> _TASK DATA_:
■ ■ ■ ■

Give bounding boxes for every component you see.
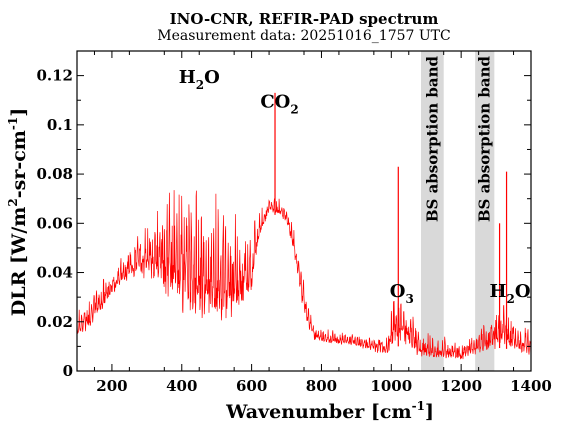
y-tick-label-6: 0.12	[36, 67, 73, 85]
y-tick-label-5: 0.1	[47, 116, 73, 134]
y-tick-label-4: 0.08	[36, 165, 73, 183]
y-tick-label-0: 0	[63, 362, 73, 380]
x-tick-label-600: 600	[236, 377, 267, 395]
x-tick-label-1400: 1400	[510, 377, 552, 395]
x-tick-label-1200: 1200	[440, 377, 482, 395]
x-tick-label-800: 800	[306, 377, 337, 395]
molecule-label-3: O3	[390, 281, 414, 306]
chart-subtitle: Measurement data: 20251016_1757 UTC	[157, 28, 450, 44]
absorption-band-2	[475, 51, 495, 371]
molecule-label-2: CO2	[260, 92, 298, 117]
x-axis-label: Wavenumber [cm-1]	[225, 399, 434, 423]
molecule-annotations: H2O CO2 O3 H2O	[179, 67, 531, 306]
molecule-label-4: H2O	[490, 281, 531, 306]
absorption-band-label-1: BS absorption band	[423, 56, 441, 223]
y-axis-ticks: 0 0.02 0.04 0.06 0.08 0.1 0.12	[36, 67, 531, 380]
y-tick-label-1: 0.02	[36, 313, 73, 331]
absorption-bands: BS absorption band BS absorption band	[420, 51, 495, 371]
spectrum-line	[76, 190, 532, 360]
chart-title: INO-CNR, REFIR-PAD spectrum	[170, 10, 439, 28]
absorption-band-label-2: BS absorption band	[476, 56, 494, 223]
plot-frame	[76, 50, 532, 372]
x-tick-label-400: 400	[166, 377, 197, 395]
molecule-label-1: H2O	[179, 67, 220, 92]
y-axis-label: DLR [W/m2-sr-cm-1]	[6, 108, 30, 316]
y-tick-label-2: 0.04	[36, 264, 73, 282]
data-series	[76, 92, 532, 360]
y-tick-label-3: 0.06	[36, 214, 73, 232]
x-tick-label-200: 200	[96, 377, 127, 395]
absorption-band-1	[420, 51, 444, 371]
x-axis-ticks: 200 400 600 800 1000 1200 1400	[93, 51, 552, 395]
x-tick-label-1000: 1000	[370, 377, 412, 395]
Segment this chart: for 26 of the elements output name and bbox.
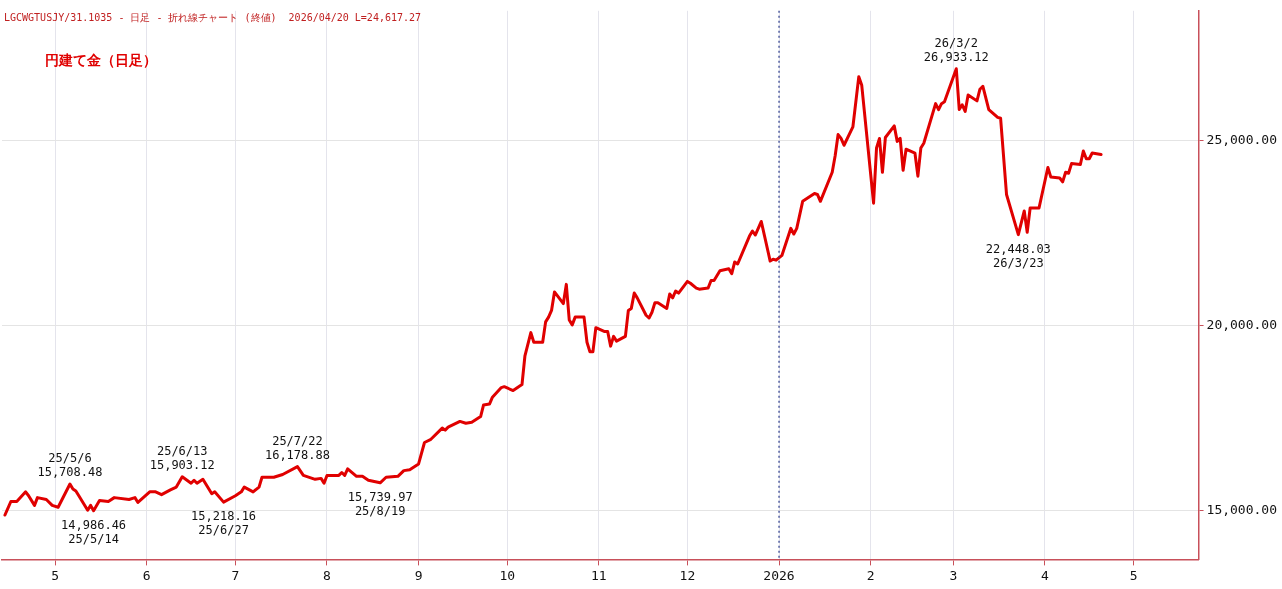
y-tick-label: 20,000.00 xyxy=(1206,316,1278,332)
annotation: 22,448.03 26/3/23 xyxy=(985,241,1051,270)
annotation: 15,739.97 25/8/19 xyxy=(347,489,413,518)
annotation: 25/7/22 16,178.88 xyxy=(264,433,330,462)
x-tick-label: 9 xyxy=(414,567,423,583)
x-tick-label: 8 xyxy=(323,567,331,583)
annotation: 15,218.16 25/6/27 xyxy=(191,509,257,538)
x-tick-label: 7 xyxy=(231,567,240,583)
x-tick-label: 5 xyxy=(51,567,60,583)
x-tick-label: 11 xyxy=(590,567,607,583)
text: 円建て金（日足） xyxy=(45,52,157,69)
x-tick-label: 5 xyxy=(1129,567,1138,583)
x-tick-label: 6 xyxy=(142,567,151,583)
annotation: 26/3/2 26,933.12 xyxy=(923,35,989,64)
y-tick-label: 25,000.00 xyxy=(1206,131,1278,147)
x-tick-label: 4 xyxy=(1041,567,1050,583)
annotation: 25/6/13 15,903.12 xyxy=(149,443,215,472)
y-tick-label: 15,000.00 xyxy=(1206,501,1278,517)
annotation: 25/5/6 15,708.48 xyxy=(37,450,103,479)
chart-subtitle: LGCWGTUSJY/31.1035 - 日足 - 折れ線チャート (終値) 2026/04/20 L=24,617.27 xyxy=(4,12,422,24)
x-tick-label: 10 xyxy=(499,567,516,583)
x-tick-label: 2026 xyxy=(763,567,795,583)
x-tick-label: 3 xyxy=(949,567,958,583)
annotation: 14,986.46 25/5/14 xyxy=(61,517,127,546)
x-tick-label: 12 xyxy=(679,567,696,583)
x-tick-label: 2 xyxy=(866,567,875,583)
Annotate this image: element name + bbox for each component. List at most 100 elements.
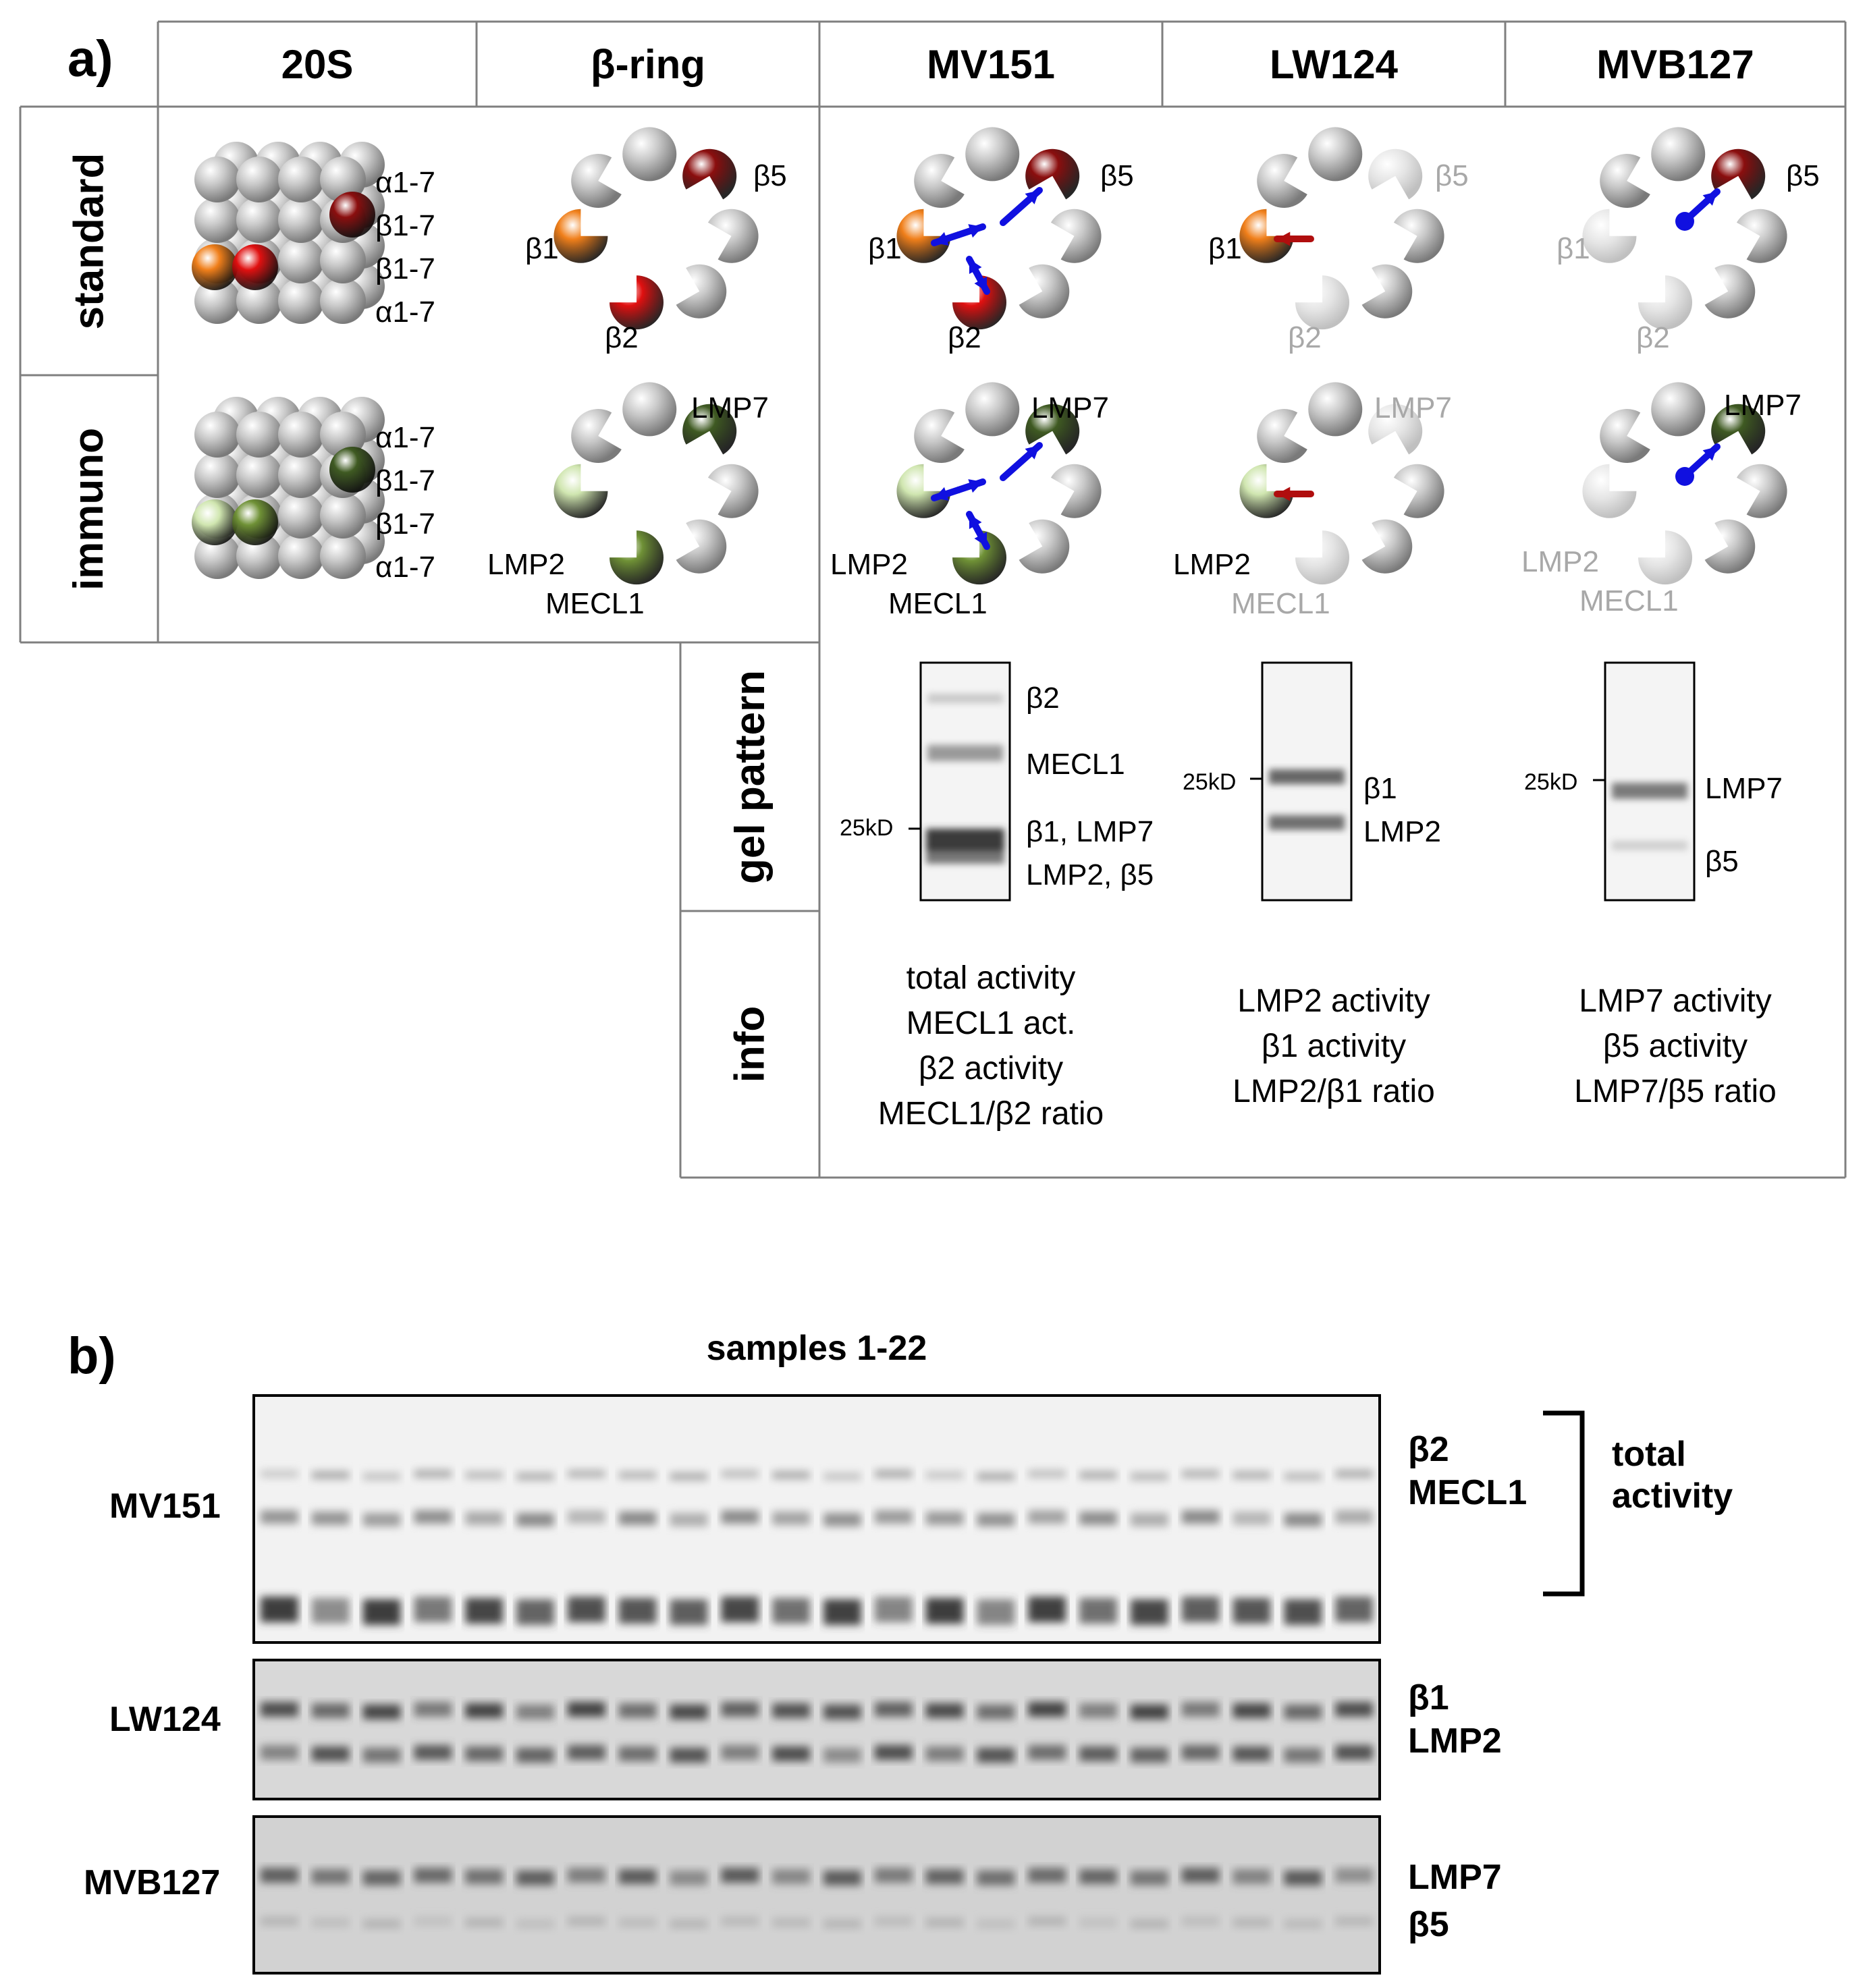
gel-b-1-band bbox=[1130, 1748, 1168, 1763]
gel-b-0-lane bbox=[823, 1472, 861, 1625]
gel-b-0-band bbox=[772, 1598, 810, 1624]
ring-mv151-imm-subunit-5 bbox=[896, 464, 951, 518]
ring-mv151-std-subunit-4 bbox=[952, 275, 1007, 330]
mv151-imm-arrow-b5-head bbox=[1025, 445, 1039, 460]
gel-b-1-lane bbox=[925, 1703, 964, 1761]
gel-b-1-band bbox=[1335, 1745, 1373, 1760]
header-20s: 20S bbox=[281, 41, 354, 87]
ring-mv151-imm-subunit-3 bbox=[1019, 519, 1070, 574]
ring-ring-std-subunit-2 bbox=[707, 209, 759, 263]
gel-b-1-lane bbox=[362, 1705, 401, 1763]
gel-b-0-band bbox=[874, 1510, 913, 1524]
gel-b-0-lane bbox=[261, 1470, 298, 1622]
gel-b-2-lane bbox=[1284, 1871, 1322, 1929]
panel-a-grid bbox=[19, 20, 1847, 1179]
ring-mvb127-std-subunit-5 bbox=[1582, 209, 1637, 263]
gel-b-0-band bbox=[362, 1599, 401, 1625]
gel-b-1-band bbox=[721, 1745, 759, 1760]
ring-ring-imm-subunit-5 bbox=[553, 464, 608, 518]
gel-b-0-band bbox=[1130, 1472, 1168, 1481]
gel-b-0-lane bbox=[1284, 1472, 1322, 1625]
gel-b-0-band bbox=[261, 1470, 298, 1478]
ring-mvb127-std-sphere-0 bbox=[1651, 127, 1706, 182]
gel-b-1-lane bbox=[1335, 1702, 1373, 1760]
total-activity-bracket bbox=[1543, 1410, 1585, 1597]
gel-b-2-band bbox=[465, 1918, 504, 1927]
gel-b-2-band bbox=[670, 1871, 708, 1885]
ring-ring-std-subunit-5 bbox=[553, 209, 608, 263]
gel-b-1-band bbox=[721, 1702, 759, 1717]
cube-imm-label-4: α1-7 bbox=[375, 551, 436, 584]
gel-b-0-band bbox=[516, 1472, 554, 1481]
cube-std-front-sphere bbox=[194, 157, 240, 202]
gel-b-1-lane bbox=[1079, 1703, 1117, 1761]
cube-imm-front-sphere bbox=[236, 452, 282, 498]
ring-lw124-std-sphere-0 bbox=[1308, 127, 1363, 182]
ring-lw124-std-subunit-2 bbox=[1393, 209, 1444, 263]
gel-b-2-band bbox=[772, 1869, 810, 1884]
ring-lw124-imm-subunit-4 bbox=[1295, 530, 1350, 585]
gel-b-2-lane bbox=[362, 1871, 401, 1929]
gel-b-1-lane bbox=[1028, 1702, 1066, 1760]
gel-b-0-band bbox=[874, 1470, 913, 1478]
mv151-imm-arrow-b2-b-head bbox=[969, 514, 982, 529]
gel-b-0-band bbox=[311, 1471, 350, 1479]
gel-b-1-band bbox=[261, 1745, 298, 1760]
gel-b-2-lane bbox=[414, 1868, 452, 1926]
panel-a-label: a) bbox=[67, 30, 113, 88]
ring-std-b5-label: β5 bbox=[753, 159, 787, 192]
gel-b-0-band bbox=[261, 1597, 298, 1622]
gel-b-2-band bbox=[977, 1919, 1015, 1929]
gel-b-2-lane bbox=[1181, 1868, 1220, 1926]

■ ■ ■ ■

Copy out the part of the records that opens with the line containing "67, 73, 85]" and closes with the line containing "67, 220, 92]", swapping every "molecule-label" for "gas-label" and keeping all else the same.

y-tick-label-6: 0.12	[36, 67, 73, 85]
y-tick-label-5: 0.1	[47, 116, 73, 134]
y-tick-label-4: 0.08	[36, 165, 73, 183]
y-tick-label-0: 0	[63, 362, 73, 380]
x-tick-label-600: 600	[236, 377, 267, 395]
x-tick-label-1400: 1400	[510, 377, 552, 395]
x-tick-label-1200: 1200	[440, 377, 482, 395]
x-tick-label-800: 800	[306, 377, 337, 395]
gas-label-3: O3	[390, 281, 414, 306]
chart-subtitle: Measurement data: 20251016_1757 UTC	[157, 28, 450, 44]
absorption-band-2	[475, 51, 495, 371]
gas-label-2: CO2	[260, 92, 298, 117]
x-axis-label: Wavenumber [cm-1]	[225, 399, 434, 423]
molecule-annotations: H2O CO2 O3 H2O	[179, 67, 531, 306]
gas-label-4: H2O	[490, 281, 531, 306]
absorption-band-label-1: BS absorption band	[423, 56, 441, 223]
y-axis-ticks: 0 0.02 0.04 0.06 0.08 0.1 0.12	[36, 67, 531, 380]
y-tick-label-1: 0.02	[36, 313, 73, 331]
absorption-bands: BS absorption band BS absorption band	[420, 51, 495, 371]
spectrum-line	[76, 190, 532, 360]
chart-title: INO-CNR, REFIR-PAD spectrum	[170, 10, 439, 28]
absorption-band-label-2: BS absorption band	[476, 56, 494, 223]
plot-frame	[76, 50, 532, 372]
x-tick-label-400: 400	[166, 377, 197, 395]
gas-label-1: H2O	[179, 67, 220, 92]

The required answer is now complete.